======== Records
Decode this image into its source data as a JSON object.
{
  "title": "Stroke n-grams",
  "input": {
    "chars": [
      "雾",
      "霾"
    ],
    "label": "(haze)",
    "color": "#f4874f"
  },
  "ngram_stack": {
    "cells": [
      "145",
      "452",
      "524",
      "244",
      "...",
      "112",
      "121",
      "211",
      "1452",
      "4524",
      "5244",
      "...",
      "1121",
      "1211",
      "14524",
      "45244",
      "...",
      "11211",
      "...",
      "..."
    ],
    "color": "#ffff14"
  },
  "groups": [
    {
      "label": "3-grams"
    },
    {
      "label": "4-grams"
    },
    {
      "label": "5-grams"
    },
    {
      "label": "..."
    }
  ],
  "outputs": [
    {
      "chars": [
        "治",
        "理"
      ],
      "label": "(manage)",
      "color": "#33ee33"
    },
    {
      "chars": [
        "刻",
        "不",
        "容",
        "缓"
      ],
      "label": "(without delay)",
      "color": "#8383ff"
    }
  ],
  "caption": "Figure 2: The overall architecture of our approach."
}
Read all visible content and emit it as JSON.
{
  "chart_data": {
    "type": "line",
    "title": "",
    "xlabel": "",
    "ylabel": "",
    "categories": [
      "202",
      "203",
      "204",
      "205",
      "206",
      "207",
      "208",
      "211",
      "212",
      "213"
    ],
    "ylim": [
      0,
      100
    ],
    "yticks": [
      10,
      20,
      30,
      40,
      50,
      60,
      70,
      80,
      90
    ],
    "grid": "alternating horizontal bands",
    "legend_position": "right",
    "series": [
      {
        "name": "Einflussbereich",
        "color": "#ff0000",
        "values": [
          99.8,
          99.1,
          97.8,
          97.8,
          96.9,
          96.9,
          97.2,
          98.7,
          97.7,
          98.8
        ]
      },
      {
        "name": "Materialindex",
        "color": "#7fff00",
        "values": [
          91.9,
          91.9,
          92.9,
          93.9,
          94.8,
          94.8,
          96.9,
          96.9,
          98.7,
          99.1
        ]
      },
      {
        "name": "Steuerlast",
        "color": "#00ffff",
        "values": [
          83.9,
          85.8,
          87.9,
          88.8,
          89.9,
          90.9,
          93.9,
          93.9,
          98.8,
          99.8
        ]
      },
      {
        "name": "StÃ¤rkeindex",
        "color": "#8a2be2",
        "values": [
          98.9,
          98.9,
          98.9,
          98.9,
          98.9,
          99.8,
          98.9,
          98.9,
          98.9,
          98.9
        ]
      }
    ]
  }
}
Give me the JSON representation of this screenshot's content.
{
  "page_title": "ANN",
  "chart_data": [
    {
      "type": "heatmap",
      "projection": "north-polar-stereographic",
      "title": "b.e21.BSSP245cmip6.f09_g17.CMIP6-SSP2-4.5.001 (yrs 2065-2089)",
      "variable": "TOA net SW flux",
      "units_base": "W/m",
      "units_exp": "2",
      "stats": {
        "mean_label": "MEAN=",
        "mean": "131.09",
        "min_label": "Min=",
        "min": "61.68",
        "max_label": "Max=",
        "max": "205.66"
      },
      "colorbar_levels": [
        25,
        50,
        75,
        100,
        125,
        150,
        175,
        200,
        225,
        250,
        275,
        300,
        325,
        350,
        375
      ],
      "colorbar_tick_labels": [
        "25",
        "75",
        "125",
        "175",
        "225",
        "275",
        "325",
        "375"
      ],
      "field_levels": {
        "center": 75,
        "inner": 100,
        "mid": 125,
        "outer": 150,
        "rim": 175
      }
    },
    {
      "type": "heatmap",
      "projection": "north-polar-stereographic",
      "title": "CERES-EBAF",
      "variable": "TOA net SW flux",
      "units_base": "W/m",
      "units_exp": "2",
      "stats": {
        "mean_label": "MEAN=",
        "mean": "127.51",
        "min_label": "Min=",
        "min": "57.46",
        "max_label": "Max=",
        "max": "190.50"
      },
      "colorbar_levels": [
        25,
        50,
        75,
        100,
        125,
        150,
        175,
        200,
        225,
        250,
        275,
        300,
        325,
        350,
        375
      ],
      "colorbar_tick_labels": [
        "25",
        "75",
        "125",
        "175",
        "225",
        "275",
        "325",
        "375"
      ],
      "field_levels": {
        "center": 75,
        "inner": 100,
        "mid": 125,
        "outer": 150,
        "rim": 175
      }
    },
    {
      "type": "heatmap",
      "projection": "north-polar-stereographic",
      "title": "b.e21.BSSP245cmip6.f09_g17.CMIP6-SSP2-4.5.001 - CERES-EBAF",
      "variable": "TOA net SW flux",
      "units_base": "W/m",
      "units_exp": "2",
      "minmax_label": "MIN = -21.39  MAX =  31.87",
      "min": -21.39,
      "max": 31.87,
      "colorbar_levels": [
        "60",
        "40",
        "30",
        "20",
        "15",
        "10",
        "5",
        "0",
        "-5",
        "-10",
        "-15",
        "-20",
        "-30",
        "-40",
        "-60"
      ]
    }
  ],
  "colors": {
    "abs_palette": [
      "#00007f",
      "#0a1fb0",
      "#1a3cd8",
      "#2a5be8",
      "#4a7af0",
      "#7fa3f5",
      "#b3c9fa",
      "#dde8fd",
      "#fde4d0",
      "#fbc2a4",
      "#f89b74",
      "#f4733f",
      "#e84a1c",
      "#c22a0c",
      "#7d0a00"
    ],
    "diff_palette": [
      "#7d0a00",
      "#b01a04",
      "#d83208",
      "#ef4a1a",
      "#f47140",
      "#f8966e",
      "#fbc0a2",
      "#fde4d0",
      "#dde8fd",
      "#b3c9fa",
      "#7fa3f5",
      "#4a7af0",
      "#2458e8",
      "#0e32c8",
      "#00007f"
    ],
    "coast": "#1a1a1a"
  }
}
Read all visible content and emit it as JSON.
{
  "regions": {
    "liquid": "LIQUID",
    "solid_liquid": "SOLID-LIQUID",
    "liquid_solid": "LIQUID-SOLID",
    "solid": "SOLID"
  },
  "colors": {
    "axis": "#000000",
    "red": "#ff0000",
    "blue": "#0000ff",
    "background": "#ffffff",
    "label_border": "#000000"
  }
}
================
Exercise task:
Wherever the string "name" appears in the entries above, list that line.

Task result:
        "name": "Einflussbereich",
        "name": "Materialindex",
        "name": "Steuerlast",
        "name": "StÃ¤rkeindex",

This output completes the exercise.